* What is asked *
Repeat every record below exactly as it appears.

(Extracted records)

────────────────────────────────────────

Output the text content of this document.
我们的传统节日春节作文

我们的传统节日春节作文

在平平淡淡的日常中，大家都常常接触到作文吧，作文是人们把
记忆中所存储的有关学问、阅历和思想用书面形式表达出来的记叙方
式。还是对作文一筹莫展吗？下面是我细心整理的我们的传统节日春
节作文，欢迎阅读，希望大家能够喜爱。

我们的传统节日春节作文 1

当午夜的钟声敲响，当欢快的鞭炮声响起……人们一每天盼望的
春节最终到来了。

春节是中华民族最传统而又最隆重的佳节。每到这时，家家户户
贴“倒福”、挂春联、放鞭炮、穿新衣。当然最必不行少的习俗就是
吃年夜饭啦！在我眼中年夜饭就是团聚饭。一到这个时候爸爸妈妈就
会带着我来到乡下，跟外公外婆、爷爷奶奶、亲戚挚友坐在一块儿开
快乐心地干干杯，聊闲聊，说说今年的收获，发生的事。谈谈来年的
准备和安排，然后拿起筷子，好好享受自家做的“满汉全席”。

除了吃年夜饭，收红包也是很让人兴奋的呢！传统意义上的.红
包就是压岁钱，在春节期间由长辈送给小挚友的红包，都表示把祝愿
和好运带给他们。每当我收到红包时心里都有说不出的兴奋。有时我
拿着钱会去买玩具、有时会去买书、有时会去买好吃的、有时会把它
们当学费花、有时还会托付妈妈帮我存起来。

────────────────────────────────────────

* Written response *
Output the text content of this document.
我们的传统节日春节作文

我们的传统节日春节作文

在平平淡淡的日常中，大家都常常接触到作文吧，作文是人们把
记忆中所存储的有关学问、阅历和思想用书面形式表达出来的记叙方
式。还是对作文一筹莫展吗？下面是我细心整理的我们的传统节日春
节作文，欢迎阅读，希望大家能够喜爱。

我们的传统节日春节作文 1

当午夜的钟声敲响，当欢快的鞭炮声响起……人们一每天盼望的
春节最终到来了。

春节是中华民族最传统而又最隆重的佳节。每到这时，家家户户
贴“倒福”、挂春联、放鞭炮、穿新衣。当然最必不行少的习俗就是
吃年夜饭啦！在我眼中年夜饭就是团聚饭。一到这个时候爸爸妈妈就
会带着我来到乡下，跟外公外婆、爷爷奶奶、亲戚挚友坐在一块儿开
快乐心地干干杯，聊闲聊，说说今年的收获，发生的事。谈谈来年的
准备和安排，然后拿起筷子，好好享受自家做的“满汉全席”。

除了吃年夜饭，收红包也是很让人兴奋的呢！传统意义上的.红
包就是压岁钱，在春节期间由长辈送给小挚友的红包，都表示把祝愿
和好运带给他们。每当我收到红包时心里都有说不出的兴奋。有时我
拿着钱会去买玩具、有时会去买书、有时会去买好吃的、有时会把它
们当学费花、有时还会托付妈妈帮我存起来。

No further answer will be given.